* Work to do: Copy out all of the following lines verbatim.

-- Exercise material start --

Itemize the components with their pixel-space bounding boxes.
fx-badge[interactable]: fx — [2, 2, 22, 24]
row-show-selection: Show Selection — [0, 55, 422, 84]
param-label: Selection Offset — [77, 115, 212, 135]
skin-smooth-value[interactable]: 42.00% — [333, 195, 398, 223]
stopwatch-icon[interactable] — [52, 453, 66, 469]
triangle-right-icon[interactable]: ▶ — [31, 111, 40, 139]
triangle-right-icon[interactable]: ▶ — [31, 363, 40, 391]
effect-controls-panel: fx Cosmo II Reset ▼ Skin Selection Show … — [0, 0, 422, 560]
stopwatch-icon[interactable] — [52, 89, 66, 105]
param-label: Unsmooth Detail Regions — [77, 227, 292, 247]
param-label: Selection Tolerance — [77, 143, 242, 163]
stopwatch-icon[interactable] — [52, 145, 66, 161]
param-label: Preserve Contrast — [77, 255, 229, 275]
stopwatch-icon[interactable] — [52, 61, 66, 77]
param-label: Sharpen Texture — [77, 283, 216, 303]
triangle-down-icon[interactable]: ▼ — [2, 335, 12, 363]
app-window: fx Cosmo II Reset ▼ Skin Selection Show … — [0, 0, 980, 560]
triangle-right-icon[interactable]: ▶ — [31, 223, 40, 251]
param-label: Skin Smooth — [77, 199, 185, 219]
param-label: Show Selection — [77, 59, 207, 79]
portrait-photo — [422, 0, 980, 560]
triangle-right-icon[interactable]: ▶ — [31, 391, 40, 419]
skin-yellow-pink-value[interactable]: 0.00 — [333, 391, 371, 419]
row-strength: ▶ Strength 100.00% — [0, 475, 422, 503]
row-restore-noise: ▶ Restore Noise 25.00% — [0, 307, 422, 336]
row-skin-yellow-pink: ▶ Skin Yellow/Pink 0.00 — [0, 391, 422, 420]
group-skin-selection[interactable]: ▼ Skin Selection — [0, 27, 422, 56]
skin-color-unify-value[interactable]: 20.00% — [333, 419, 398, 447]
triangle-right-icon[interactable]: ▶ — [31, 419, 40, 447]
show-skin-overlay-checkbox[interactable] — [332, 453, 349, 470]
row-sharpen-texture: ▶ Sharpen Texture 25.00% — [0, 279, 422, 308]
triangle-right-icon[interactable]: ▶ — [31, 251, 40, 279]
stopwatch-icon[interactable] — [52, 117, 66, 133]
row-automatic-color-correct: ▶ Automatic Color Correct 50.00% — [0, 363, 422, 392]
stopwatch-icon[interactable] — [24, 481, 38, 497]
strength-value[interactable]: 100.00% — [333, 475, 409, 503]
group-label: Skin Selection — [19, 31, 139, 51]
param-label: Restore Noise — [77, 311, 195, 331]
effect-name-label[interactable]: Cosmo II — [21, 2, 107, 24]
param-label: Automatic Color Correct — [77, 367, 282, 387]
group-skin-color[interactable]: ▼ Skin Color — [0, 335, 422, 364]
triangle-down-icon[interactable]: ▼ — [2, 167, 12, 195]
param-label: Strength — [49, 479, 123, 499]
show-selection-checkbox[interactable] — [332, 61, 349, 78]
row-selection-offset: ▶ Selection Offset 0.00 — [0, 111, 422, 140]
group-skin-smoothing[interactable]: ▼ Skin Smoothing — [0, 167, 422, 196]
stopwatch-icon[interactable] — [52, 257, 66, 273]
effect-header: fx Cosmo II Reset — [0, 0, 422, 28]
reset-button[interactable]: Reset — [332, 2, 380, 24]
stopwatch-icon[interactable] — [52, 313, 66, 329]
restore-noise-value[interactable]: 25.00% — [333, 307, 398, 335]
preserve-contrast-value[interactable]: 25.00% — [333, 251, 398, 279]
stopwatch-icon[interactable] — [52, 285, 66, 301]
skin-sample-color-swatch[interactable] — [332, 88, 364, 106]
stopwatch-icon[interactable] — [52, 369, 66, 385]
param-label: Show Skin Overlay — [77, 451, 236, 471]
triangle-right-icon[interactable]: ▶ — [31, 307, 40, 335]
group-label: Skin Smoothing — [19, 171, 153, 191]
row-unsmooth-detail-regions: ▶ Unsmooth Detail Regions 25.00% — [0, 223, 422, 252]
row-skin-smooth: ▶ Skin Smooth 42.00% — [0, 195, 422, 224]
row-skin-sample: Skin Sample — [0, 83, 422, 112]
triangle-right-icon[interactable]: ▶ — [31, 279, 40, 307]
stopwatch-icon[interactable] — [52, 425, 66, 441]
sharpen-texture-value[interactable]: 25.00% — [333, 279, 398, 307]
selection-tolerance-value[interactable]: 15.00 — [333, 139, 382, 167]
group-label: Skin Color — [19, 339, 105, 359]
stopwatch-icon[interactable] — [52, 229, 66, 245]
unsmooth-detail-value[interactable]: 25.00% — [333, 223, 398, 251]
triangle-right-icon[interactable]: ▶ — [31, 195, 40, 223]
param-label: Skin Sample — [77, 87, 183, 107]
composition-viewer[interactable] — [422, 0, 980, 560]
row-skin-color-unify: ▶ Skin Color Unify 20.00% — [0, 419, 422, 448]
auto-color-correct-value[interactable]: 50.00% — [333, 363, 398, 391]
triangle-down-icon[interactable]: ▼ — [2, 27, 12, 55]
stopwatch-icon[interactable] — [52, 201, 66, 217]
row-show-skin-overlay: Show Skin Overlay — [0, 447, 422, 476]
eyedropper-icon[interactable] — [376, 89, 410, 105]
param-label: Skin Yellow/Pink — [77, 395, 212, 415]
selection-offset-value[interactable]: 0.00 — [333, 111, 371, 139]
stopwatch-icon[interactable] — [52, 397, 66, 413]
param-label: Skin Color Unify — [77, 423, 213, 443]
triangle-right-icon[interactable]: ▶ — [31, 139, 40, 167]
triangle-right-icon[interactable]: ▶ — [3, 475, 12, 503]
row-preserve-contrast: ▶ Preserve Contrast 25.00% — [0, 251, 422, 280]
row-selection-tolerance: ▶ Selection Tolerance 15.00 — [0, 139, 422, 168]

-- Exercise material end --

* Expected answer:
Itemize the components with their pixel-space bounding boxes.
fx-badge[interactable]: fx — [2, 2, 22, 24]
row-show-selection: Show Selection — [0, 55, 422, 84]
param-label: Selection Offset — [77, 115, 212, 135]
skin-smooth-value[interactable]: 42.00% — [333, 195, 398, 223]
stopwatch-icon[interactable] — [52, 453, 66, 469]
triangle-right-icon[interactable]: ▶ — [31, 111, 40, 139]
triangle-right-icon[interactable]: ▶ — [31, 363, 40, 391]
effect-controls-panel: fx Cosmo II Reset ▼ Skin Selection Show … — [0, 0, 422, 560]
stopwatch-icon[interactable] — [52, 89, 66, 105]
param-label: Unsmooth Detail Regions — [77, 227, 292, 247]
param-label: Selection Tolerance — [77, 143, 242, 163]
stopwatch-icon[interactable] — [52, 145, 66, 161]
param-label: Preserve Contrast — [77, 255, 229, 275]
stopwatch-icon[interactable] — [52, 61, 66, 77]
param-label: Sharpen Texture — [77, 283, 216, 303]
triangle-down-icon[interactable]: ▼ — [2, 335, 12, 363]
app-window: fx Cosmo II Reset ▼ Skin Selection Show … — [0, 0, 980, 560]
triangle-right-icon[interactable]: ▶ — [31, 223, 40, 251]
param-label: Skin Smooth — [77, 199, 185, 219]
param-label: Show Selection — [77, 59, 207, 79]
portrait-photo — [422, 0, 980, 560]
triangle-right-icon[interactable]: ▶ — [31, 391, 40, 419]
skin-yellow-pink-value[interactable]: 0.00 — [333, 391, 371, 419]
row-strength: ▶ Strength 100.00% — [0, 475, 422, 503]
row-restore-noise: ▶ Restore Noise 25.00% — [0, 307, 422, 336]
row-skin-yellow-pink: ▶ Skin Yellow/Pink 0.00 — [0, 391, 422, 420]
group-skin-selection[interactable]: ▼ Skin Selection — [0, 27, 422, 56]
skin-color-unify-value[interactable]: 20.00% — [333, 419, 398, 447]
triangle-right-icon[interactable]: ▶ — [31, 419, 40, 447]
show-skin-overlay-checkbox[interactable] — [332, 453, 349, 470]
row-sharpen-texture: ▶ Sharpen Texture 25.00% — [0, 279, 422, 308]
triangle-right-icon[interactable]: ▶ — [31, 251, 40, 279]
stopwatch-icon[interactable] — [52, 117, 66, 133]
row-automatic-color-correct: ▶ Automatic Color Correct 50.00% — [0, 363, 422, 392]
stopwatch-icon[interactable] — [24, 481, 38, 497]
strength-value[interactable]: 100.00% — [333, 475, 409, 503]
group-label: Skin Selection — [19, 31, 139, 51]
param-label: Restore Noise — [77, 311, 195, 331]
effect-name-label[interactable]: Cosmo II — [21, 2, 107, 24]
param-label: Automatic Color Correct — [77, 367, 282, 387]
group-skin-color[interactable]: ▼ Skin Color — [0, 335, 422, 364]
triangle-down-icon[interactable]: ▼ — [2, 167, 12, 195]
param-label: Strength — [49, 479, 123, 499]
show-selection-checkbox[interactable] — [332, 61, 349, 78]
row-selection-offset: ▶ Selection Offset 0.00 — [0, 111, 422, 140]
group-skin-smoothing[interactable]: ▼ Skin Smoothing — [0, 167, 422, 196]
stopwatch-icon[interactable] — [52, 257, 66, 273]
effect-header: fx Cosmo II Reset — [0, 0, 422, 28]
reset-button[interactable]: Reset — [332, 2, 380, 24]
stopwatch-icon[interactable] — [52, 313, 66, 329]
restore-noise-value[interactable]: 25.00% — [333, 307, 398, 335]
preserve-contrast-value[interactable]: 25.00% — [333, 251, 398, 279]
stopwatch-icon[interactable] — [52, 285, 66, 301]
skin-sample-color-swatch[interactable] — [332, 88, 364, 106]
stopwatch-icon[interactable] — [52, 369, 66, 385]
param-label: Show Skin Overlay — [77, 451, 236, 471]
triangle-right-icon[interactable]: ▶ — [31, 307, 40, 335]
group-label: Skin Smoothing — [19, 171, 153, 191]
row-unsmooth-detail-regions: ▶ Unsmooth Detail Regions 25.00% — [0, 223, 422, 252]
row-skin-smooth: ▶ Skin Smooth 42.00% — [0, 195, 422, 224]
row-skin-sample: Skin Sample — [0, 83, 422, 112]
triangle-right-icon[interactable]: ▶ — [31, 279, 40, 307]
stopwatch-icon[interactable] — [52, 425, 66, 441]
sharpen-texture-value[interactable]: 25.00% — [333, 279, 398, 307]
selection-tolerance-value[interactable]: 15.00 — [333, 139, 382, 167]
group-label: Skin Color — [19, 339, 105, 359]
stopwatch-icon[interactable] — [52, 229, 66, 245]
unsmooth-detail-value[interactable]: 25.00% — [333, 223, 398, 251]
triangle-right-icon[interactable]: ▶ — [31, 195, 40, 223]
param-label: Skin Sample — [77, 87, 183, 107]
composition-viewer[interactable] — [422, 0, 980, 560]
row-skin-color-unify: ▶ Skin Color Unify 20.00% — [0, 419, 422, 448]
auto-color-correct-value[interactable]: 50.00% — [333, 363, 398, 391]
triangle-down-icon[interactable]: ▼ — [2, 27, 12, 55]
stopwatch-icon[interactable] — [52, 201, 66, 217]
row-show-skin-overlay: Show Skin Overlay — [0, 447, 422, 476]
eyedropper-icon[interactable] — [376, 89, 410, 105]
param-label: Skin Yellow/Pink — [77, 395, 212, 415]
selection-offset-value[interactable]: 0.00 — [333, 111, 371, 139]
stopwatch-icon[interactable] — [52, 397, 66, 413]
param-label: Skin Color Unify — [77, 423, 213, 443]
triangle-right-icon[interactable]: ▶ — [31, 139, 40, 167]
triangle-right-icon[interactable]: ▶ — [3, 475, 12, 503]
row-preserve-contrast: ▶ Preserve Contrast 25.00% — [0, 251, 422, 280]
row-selection-tolerance: ▶ Selection Tolerance 15.00 — [0, 139, 422, 168]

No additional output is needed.